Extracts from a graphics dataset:

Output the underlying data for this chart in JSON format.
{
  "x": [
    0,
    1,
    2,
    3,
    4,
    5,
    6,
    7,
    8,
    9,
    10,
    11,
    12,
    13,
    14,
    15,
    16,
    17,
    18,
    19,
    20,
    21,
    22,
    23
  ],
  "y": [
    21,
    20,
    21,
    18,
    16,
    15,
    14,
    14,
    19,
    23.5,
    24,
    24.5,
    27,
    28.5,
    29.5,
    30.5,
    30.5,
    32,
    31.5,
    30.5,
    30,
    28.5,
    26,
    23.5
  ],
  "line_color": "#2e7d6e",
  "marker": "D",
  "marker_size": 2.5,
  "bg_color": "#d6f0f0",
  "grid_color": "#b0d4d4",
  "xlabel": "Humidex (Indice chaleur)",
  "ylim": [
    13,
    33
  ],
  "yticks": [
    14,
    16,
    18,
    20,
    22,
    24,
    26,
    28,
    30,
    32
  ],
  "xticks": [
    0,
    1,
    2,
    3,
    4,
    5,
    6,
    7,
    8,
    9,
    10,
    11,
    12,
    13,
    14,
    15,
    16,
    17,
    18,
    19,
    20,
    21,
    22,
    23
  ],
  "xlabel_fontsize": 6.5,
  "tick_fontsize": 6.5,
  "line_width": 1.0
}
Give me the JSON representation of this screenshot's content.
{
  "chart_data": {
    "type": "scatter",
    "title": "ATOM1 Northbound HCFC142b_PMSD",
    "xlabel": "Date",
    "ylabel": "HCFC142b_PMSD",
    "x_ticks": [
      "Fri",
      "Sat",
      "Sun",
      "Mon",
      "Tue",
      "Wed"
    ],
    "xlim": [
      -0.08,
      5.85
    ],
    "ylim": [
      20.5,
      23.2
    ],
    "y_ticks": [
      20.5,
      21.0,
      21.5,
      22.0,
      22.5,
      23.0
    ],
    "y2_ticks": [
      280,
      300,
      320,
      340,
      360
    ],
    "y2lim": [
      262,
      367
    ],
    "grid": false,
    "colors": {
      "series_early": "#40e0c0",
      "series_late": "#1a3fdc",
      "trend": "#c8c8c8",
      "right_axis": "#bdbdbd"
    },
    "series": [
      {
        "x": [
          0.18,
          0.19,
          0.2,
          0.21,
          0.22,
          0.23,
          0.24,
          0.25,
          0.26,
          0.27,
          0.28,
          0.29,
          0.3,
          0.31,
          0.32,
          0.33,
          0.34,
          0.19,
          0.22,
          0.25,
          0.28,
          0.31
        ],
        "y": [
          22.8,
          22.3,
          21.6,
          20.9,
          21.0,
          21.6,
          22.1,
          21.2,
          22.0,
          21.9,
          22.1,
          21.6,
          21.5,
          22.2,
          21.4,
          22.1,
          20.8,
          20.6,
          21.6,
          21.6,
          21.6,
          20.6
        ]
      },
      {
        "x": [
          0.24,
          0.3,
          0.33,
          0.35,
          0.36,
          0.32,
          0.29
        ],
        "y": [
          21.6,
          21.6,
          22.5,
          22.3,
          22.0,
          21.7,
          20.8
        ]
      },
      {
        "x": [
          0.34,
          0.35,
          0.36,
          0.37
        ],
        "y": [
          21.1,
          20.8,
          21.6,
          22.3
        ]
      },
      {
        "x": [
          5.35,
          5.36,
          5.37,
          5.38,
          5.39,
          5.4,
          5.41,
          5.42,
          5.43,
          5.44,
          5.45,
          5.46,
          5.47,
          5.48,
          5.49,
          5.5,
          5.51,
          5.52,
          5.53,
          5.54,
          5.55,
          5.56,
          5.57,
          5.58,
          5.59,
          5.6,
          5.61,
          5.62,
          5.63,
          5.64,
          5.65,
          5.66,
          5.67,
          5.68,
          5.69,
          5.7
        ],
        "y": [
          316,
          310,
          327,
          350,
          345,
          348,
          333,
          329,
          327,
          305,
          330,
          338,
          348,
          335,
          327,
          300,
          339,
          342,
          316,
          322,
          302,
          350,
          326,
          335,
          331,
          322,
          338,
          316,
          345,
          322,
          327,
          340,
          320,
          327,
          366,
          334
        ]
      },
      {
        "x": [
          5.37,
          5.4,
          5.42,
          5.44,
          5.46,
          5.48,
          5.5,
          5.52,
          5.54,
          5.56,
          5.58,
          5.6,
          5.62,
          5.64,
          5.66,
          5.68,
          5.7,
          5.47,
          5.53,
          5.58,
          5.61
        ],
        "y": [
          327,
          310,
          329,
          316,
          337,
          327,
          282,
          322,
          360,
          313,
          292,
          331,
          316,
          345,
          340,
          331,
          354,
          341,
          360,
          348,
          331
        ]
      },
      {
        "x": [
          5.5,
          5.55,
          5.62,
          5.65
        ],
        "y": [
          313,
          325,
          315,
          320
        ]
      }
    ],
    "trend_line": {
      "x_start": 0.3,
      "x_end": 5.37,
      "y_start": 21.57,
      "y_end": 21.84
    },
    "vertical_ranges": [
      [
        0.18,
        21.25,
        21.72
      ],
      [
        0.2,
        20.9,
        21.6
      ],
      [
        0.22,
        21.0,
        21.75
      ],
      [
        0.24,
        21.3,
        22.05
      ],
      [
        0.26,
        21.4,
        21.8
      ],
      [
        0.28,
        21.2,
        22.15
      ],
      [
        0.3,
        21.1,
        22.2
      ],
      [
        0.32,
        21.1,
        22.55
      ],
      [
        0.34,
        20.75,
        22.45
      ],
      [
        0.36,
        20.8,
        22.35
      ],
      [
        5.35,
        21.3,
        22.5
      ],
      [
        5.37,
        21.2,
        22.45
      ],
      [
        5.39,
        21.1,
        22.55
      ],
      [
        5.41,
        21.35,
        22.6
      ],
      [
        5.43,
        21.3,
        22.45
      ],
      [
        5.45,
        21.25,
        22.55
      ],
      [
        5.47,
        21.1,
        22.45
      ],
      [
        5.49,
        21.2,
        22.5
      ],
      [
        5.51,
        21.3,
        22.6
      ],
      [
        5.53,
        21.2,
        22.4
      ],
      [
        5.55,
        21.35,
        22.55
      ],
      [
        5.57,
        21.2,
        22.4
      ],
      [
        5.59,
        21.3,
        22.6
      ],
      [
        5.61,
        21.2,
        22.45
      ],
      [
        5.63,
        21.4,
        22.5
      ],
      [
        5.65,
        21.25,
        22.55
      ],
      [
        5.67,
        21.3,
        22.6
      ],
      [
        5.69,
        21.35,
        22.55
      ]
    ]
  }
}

EXERCISE » Copy out all of the records above with nothing altered.

EXERCISE OUTPUT »
Output the underlying data for this chart in JSON format.
{
  "x": [
    0,
    1,
    2,
    3,
    4,
    5,
    6,
    7,
    8,
    9,
    10,
    11,
    12,
    13,
    14,
    15,
    16,
    17,
    18,
    19,
    20,
    21,
    22,
    23
  ],
  "y": [
    21,
    20,
    21,
    18,
    16,
    15,
    14,
    14,
    19,
    23.5,
    24,
    24.5,
    27,
    28.5,
    29.5,
    30.5,
    30.5,
    32,
    31.5,
    30.5,
    30,
    28.5,
    26,
    23.5
  ],
  "line_color": "#2e7d6e",
  "marker": "D",
  "marker_size": 2.5,
  "bg_color": "#d6f0f0",
  "grid_color": "#b0d4d4",
  "xlabel": "Humidex (Indice chaleur)",
  "ylim": [
    13,
    33
  ],
  "yticks": [
    14,
    16,
    18,
    20,
    22,
    24,
    26,
    28,
    30,
    32
  ],
  "xticks": [
    0,
    1,
    2,
    3,
    4,
    5,
    6,
    7,
    8,
    9,
    10,
    11,
    12,
    13,
    14,
    15,
    16,
    17,
    18,
    19,
    20,
    21,
    22,
    23
  ],
  "xlabel_fontsize": 6.5,
  "tick_fontsize": 6.5,
  "line_width": 1.0
}
Give me the JSON representation of this screenshot's content.
{
  "chart_data": {
    "type": "scatter",
    "title": "ATOM1 Northbound HCFC142b_PMSD",
    "xlabel": "Date",
    "ylabel": "HCFC142b_PMSD",
    "x_ticks": [
      "Fri",
      "Sat",
      "Sun",
      "Mon",
      "Tue",
      "Wed"
    ],
    "xlim": [
      -0.08,
      5.85
    ],
    "ylim": [
      20.5,
      23.2
    ],
    "y_ticks": [
      20.5,
      21.0,
      21.5,
      22.0,
      22.5,
      23.0
    ],
    "y2_ticks": [
      280,
      300,
      320,
      340,
      360
    ],
    "y2lim": [
      262,
      367
    ],
    "grid": false,
    "colors": {
      "series_early": "#40e0c0",
      "series_late": "#1a3fdc",
      "trend": "#c8c8c8",
      "right_axis": "#bdbdbd"
    },
    "series": [
      {
        "x": [
          0.18,
          0.19,
          0.2,
          0.21,
          0.22,
          0.23,
          0.24,
          0.25,
          0.26,
          0.27,
          0.28,
          0.29,
          0.3,
          0.31,
          0.32,
          0.33,
          0.34,
          0.19,
          0.22,
          0.25,
          0.28,
          0.31
        ],
        "y": [
          22.8,
          22.3,
          21.6,
          20.9,
          21.0,
          21.6,
          22.1,
          21.2,
          22.0,
          21.9,
          22.1,
          21.6,
          21.5,
          22.2,
          21.4,
          22.1,
          20.8,
          20.6,
          21.6,
          21.6,
          21.6,
          20.6
        ]
      },
      {
        "x": [
          0.24,
          0.3,
          0.33,
          0.35,
          0.36,
          0.32,
          0.29
        ],
        "y": [
          21.6,
          21.6,
          22.5,
          22.3,
          22.0,
          21.7,
          20.8
        ]
      },
      {
        "x": [
          0.34,
          0.35,
          0.36,
          0.37
        ],
        "y": [
          21.1,
          20.8,
          21.6,
          22.3
        ]
      },
      {
        "x": [
          5.35,
          5.36,
          5.37,
          5.38,
          5.39,
          5.4,
          5.41,
          5.42,
          5.43,
          5.44,
          5.45,
          5.46,
          5.47,
          5.48,
          5.49,
          5.5,
          5.51,
          5.52,
          5.53,
          5.54,
          5.55,
          5.56,
          5.57,
          5.58,
          5.59,
          5.6,
          5.61,
          5.62,
          5.63,
          5.64,
          5.65,
          5.66,
          5.67,
          5.68,
          5.69,
          5.7
        ],
        "y": [
          316,
          310,
          327,
          350,
          345,
          348,
          333,
          329,
          327,
          305,
          330,
          338,
          348,
          335,
          327,
          300,
          339,
          342,
          316,
          322,
          302,
          350,
          326,
          335,
          331,
          322,
          338,
          316,
          345,
          322,
          327,
          340,
          320,
          327,
          366,
          334
        ]
      },
      {
        "x": [
          5.37,
          5.4,
          5.42,
          5.44,
          5.46,
          5.48,
          5.5,
          5.52,
          5.54,
          5.56,
          5.58,
          5.6,
          5.62,
          5.64,
          5.66,
          5.68,
          5.7,
          5.47,
          5.53,
          5.58,
          5.61
        ],
        "y": [
          327,
          310,
          329,
          316,
          337,
          327,
          282,
          322,
          360,
          313,
          292,
          331,
          316,
          345,
          340,
          331,
          354,
          341,
          360,
          348,
          331
        ]
      },
      {
        "x": [
          5.5,
          5.55,
          5.62,
          5.65
        ],
        "y": [
          313,
          325,
          315,
          320
        ]
      }
    ],
    "trend_line": {
      "x_start": 0.3,
      "x_end": 5.37,
      "y_start": 21.57,
      "y_end": 21.84
    },
    "vertical_ranges": [
      [
        0.18,
        21.25,
        21.72
      ],
      [
        0.2,
        20.9,
        21.6
      ],
      [
        0.22,
        21.0,
        21.75
      ],
      [
        0.24,
        21.3,
        22.05
      ],
      [
        0.26,
        21.4,
        21.8
      ],
      [
        0.28,
        21.2,
        22.15
      ],
      [
        0.3,
        21.1,
        22.2
      ],
      [
        0.32,
        21.1,
        22.55
      ],
      [
        0.34,
        20.75,
        22.45
      ],
      [
        0.36,
        20.8,
        22.35
      ],
      [
        5.35,
        21.3,
        22.5
      ],
      [
        5.37,
        21.2,
        22.45
      ],
      [
        5.39,
        21.1,
        22.55
      ],
      [
        5.41,
        21.35,
        22.6
      ],
      [
        5.43,
        21.3,
        22.45
      ],
      [
        5.45,
        21.25,
        22.55
      ],
      [
        5.47,
        21.1,
        22.45
      ],
      [
        5.49,
        21.2,
        22.5
      ],
      [
        5.51,
        21.3,
        22.6
      ],
      [
        5.53,
        21.2,
        22.4
      ],
      [
        5.55,
        21.35,
        22.55
      ],
      [
        5.57,
        21.2,
        22.4
      ],
      [
        5.59,
        21.3,
        22.6
      ],
      [
        5.61,
        21.2,
        22.45
      ],
      [
        5.63,
        21.4,
        22.5
      ],
      [
        5.65,
        21.25,
        22.55
      ],
      [
        5.67,
        21.3,
        22.6
      ],
      [
        5.69,
        21.35,
        22.55
      ]
    ]
  }
}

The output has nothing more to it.